DESCRIPTION OF THE TASK
For each line below that includes the word "questions", make a copy.

--- begin SOURCE MATERIAL ---

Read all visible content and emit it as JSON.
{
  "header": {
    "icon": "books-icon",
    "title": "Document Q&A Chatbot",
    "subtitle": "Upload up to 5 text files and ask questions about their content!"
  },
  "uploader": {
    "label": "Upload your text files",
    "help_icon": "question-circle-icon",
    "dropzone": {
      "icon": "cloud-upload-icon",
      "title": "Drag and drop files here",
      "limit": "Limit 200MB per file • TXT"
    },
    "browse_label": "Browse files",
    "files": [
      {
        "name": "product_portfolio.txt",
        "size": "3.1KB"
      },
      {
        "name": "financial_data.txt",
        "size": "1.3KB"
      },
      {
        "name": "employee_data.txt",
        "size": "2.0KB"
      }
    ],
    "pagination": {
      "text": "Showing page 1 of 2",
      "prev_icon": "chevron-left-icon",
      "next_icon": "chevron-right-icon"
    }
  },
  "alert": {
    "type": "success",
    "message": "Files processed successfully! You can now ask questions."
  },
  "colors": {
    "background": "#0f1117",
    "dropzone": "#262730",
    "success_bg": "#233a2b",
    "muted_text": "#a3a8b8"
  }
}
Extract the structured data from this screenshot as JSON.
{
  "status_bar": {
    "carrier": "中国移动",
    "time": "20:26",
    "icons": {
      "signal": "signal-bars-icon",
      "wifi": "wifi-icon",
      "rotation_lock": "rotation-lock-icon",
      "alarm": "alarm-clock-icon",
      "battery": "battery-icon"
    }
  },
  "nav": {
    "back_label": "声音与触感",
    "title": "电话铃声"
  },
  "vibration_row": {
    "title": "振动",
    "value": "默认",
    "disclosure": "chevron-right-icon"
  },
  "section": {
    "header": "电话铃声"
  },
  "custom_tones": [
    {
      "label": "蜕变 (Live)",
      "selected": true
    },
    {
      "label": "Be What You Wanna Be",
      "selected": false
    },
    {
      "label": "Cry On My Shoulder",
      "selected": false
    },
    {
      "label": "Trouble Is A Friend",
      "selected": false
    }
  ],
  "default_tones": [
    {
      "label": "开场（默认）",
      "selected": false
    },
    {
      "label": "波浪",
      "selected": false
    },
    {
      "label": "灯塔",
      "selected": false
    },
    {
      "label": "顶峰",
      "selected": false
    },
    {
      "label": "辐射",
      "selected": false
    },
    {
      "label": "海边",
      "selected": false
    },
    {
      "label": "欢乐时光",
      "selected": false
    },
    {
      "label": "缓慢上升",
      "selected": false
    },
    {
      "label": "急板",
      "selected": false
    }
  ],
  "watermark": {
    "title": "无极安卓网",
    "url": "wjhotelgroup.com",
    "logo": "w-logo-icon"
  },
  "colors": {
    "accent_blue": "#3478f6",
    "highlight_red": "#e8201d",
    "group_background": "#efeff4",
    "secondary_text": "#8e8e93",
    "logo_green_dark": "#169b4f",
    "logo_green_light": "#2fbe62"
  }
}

--- end SOURCE MATERIAL ---

FULL SOLUTION
    "subtitle": "Upload up to 5 text files and ask questions about their content!"
    "message": "Files processed successfully! You can now ask questions."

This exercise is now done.